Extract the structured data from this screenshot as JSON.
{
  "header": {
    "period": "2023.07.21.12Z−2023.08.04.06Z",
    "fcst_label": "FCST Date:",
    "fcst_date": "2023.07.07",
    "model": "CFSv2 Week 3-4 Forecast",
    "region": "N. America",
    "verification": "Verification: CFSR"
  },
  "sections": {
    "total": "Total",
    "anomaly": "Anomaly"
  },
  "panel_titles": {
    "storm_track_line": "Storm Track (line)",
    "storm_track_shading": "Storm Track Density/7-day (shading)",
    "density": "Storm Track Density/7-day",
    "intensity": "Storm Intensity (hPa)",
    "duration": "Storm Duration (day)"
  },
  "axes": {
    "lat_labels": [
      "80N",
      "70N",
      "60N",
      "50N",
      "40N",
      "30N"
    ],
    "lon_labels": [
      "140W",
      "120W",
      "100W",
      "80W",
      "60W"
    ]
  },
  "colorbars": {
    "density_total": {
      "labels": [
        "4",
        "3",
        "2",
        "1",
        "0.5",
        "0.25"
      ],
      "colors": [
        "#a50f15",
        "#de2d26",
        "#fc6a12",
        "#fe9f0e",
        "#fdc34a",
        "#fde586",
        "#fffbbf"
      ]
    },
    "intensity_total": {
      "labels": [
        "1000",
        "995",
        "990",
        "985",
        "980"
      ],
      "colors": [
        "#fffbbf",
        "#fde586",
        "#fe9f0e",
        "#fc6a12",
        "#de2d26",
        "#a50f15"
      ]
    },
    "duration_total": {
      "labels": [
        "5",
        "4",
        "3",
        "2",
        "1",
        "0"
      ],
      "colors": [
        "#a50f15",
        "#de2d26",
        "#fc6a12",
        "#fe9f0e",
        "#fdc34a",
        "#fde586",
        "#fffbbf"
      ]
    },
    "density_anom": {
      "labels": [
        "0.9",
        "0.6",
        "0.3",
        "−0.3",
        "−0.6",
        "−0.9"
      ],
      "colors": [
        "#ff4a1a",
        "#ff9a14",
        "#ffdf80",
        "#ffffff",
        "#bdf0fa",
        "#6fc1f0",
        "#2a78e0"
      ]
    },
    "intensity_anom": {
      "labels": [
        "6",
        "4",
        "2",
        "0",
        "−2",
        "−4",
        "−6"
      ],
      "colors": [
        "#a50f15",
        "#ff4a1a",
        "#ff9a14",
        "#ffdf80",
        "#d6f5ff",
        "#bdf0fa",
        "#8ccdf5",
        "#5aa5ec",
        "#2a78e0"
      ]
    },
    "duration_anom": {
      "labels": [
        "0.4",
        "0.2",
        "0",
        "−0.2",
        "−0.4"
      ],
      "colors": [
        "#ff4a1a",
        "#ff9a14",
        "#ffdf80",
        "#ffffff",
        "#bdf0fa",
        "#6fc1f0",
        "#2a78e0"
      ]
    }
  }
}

_TASK DETAILS:_ Give the count of lines in the data above that hold the string "Storm", with no additional words.

_EXERCISE ANSWER:_ 5